[Challenge]
From the entries below, extract every line that includes the word "Chabrier".

** Begin Data for this task **

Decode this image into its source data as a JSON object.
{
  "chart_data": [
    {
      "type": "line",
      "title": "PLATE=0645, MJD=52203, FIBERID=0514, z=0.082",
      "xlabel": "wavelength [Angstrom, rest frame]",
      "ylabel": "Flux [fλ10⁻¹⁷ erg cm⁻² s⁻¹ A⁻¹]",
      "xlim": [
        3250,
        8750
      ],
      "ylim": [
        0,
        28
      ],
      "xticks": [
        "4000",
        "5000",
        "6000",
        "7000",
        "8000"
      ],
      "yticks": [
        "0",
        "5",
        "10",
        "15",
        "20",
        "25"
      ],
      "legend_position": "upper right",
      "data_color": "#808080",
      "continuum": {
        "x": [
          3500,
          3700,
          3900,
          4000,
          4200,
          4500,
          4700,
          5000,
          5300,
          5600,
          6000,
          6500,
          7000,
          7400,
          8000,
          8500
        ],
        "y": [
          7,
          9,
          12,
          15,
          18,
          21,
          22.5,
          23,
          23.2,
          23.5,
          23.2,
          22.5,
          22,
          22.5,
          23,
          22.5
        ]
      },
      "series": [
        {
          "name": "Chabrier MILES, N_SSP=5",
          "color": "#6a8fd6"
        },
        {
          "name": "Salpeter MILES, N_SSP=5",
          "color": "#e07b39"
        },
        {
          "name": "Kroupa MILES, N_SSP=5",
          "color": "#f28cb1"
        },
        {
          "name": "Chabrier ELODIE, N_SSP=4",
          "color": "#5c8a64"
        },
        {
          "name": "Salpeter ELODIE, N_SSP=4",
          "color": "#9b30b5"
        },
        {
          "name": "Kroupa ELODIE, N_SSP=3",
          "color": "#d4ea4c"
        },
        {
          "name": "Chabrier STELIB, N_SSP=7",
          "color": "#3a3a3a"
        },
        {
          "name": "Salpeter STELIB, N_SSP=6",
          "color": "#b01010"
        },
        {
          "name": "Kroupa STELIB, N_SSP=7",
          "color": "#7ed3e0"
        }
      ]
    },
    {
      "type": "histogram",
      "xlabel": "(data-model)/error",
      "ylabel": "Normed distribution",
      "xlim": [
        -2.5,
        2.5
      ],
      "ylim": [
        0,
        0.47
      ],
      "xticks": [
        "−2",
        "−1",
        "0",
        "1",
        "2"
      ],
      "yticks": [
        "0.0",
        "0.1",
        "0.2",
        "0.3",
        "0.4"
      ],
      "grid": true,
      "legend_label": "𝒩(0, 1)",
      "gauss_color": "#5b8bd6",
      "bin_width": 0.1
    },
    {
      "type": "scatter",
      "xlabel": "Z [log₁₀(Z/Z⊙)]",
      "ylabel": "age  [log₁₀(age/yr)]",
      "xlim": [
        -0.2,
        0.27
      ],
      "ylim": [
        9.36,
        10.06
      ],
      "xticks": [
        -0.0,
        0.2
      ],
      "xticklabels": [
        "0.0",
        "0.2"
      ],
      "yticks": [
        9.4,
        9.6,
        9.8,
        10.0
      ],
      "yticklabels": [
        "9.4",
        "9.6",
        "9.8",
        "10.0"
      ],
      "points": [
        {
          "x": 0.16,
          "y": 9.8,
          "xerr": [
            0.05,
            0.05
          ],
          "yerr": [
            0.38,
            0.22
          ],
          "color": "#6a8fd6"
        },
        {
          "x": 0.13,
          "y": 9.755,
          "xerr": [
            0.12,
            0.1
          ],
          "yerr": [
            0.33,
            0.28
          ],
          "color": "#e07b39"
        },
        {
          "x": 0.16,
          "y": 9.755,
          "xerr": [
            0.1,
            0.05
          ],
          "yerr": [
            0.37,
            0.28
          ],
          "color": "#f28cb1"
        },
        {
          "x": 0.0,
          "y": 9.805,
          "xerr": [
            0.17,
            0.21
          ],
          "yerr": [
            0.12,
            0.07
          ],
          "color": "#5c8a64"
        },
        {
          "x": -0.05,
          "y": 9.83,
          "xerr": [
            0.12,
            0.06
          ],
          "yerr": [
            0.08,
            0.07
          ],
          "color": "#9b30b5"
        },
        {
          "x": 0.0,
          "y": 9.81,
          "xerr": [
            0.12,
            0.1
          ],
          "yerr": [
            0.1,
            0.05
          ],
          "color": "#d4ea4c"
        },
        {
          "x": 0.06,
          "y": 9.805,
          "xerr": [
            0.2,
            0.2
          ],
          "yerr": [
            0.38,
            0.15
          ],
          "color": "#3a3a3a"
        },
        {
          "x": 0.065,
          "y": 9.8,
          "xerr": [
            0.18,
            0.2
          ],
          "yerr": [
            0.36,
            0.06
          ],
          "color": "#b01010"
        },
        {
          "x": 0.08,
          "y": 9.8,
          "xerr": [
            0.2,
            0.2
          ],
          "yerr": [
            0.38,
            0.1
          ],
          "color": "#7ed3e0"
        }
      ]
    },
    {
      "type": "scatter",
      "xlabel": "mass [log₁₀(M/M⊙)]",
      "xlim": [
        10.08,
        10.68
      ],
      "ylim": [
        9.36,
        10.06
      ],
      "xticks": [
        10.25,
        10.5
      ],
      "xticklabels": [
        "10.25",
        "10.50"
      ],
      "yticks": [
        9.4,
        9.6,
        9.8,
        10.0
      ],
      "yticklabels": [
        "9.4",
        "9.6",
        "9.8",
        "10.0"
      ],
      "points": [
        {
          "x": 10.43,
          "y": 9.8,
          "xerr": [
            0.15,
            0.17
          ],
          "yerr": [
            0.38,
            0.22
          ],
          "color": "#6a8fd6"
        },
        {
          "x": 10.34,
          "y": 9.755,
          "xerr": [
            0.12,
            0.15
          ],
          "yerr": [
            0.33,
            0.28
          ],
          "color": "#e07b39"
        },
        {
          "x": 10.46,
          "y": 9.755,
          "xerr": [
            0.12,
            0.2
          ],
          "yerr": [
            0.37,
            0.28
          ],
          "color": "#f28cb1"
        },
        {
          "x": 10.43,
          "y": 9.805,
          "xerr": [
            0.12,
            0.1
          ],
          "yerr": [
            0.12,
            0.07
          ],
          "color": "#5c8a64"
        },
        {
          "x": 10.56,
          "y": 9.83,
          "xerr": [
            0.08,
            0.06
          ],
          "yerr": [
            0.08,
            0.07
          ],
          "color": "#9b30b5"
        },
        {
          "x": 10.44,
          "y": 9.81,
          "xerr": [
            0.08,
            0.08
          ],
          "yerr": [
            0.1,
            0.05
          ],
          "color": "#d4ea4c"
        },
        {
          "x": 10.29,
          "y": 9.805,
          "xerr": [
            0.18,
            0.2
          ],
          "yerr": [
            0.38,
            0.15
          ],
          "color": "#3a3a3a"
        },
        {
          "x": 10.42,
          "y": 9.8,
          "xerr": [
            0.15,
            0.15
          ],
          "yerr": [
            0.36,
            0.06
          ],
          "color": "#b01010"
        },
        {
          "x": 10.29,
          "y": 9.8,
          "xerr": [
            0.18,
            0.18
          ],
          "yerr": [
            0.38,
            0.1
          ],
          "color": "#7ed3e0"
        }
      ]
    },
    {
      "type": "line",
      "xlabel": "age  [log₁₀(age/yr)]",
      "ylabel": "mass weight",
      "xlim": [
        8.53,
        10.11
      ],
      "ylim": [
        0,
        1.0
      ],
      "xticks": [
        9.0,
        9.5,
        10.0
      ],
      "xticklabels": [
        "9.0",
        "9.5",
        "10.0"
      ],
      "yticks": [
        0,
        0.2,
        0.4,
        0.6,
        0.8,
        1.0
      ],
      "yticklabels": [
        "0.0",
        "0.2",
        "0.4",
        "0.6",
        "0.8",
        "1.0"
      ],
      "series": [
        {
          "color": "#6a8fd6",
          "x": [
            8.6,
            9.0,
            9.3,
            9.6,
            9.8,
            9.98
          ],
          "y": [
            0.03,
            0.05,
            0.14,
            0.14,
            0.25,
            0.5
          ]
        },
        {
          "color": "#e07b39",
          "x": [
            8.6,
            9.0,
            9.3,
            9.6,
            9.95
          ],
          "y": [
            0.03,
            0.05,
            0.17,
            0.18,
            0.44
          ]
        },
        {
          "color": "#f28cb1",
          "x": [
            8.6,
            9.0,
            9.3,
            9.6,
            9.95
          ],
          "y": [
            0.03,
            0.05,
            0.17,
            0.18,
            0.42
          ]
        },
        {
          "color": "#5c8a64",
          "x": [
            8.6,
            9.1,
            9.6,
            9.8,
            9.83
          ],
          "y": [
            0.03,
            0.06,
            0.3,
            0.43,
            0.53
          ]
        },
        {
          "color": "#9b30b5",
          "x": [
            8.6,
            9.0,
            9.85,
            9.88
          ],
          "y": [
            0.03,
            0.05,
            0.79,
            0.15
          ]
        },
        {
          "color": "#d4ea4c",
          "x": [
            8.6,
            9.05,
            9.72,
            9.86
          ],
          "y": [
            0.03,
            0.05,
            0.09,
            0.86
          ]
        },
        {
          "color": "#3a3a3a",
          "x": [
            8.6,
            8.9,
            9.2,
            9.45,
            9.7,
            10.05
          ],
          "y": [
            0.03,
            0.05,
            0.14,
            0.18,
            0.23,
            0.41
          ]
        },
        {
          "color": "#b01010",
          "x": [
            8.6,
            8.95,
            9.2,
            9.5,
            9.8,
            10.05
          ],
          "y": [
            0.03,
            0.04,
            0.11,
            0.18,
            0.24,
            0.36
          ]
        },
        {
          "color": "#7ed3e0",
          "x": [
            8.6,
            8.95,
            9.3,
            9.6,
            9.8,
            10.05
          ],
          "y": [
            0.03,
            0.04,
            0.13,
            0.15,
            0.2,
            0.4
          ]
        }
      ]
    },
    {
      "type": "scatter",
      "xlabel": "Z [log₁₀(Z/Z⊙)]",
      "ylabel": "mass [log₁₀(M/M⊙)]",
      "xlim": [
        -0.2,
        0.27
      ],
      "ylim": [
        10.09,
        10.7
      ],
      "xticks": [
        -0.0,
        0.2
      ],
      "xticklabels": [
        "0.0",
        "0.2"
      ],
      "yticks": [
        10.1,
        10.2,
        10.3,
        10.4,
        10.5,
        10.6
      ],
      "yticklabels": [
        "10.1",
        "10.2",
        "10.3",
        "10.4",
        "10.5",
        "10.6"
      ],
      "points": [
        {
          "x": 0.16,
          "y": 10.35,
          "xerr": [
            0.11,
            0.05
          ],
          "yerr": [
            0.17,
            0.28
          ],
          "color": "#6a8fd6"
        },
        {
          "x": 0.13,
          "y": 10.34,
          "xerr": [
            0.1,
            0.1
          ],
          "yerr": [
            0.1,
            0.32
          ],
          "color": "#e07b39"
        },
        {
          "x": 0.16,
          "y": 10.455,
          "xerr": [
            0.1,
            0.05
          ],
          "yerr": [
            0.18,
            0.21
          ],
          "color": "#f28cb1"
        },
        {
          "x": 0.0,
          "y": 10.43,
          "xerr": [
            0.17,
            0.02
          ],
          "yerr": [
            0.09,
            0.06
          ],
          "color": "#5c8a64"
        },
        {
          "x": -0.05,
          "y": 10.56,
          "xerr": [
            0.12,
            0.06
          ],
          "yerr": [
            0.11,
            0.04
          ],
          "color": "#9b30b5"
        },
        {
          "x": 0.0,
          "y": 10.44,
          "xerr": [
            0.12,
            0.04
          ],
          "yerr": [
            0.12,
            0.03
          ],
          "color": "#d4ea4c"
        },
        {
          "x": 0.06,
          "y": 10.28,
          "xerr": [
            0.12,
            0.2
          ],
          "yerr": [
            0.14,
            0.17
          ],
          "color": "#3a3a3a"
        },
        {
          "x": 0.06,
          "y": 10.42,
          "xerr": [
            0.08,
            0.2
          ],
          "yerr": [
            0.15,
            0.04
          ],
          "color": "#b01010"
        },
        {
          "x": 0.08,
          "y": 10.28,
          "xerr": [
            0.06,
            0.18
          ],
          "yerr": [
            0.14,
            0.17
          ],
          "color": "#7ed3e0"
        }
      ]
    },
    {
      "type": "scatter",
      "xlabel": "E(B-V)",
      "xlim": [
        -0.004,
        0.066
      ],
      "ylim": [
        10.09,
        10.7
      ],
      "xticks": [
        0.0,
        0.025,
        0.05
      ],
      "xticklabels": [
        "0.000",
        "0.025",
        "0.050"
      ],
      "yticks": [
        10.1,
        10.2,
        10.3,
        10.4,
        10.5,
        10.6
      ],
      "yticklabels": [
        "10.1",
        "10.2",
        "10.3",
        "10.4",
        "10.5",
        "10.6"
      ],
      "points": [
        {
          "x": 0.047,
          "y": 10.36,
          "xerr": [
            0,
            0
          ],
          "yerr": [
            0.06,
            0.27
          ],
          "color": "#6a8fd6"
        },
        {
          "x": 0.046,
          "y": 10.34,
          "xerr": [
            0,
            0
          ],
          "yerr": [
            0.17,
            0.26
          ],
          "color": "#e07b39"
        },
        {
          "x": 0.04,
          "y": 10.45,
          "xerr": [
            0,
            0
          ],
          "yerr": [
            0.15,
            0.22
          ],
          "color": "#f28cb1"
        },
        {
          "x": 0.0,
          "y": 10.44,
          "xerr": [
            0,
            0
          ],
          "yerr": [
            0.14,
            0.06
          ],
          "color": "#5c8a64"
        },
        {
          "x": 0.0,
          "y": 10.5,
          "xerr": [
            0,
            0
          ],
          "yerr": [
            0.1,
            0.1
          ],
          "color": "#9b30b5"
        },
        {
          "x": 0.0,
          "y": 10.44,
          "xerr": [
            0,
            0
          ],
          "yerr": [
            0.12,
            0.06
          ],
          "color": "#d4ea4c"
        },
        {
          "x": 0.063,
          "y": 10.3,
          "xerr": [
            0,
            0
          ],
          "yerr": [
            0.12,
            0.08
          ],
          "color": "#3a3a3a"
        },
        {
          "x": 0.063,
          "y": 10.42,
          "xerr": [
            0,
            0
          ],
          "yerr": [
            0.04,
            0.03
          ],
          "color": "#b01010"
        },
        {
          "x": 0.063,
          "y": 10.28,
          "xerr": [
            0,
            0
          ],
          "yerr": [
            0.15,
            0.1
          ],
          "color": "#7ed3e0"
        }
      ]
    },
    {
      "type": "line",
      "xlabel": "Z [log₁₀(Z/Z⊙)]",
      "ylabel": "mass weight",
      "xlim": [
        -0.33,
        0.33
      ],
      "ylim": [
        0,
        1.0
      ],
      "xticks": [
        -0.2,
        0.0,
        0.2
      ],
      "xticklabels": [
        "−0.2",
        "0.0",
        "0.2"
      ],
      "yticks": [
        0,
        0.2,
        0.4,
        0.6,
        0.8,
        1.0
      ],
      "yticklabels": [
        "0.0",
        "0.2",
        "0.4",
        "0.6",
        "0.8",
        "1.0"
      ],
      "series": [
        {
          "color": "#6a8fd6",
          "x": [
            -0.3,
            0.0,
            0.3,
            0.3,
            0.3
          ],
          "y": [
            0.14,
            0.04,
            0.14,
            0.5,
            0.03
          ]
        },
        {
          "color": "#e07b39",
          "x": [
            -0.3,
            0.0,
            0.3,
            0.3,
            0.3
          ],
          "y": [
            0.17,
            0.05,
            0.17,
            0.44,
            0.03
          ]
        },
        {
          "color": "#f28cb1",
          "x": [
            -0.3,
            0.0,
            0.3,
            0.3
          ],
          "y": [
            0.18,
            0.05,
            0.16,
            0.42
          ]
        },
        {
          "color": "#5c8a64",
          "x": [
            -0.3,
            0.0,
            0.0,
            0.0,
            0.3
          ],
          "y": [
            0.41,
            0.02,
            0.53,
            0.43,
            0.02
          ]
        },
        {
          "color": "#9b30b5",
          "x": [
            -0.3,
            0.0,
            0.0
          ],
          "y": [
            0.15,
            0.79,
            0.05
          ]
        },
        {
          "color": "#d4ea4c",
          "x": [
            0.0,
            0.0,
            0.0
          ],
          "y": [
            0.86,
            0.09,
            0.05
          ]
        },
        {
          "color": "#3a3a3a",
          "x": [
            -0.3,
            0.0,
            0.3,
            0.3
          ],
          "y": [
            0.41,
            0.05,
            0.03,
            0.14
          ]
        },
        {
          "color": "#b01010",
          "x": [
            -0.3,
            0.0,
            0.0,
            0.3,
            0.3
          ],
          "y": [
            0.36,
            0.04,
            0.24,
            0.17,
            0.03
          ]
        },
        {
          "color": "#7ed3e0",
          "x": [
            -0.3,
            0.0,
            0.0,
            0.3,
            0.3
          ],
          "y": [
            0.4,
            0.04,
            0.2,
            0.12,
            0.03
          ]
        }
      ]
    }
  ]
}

** End Data for this task **

[Solution for this problem]
          "name": "Chabrier MILES, N_SSP=5",
          "name": "Chabrier ELODIE, N_SSP=4",
          "name": "Chabrier STELIB, N_SSP=7",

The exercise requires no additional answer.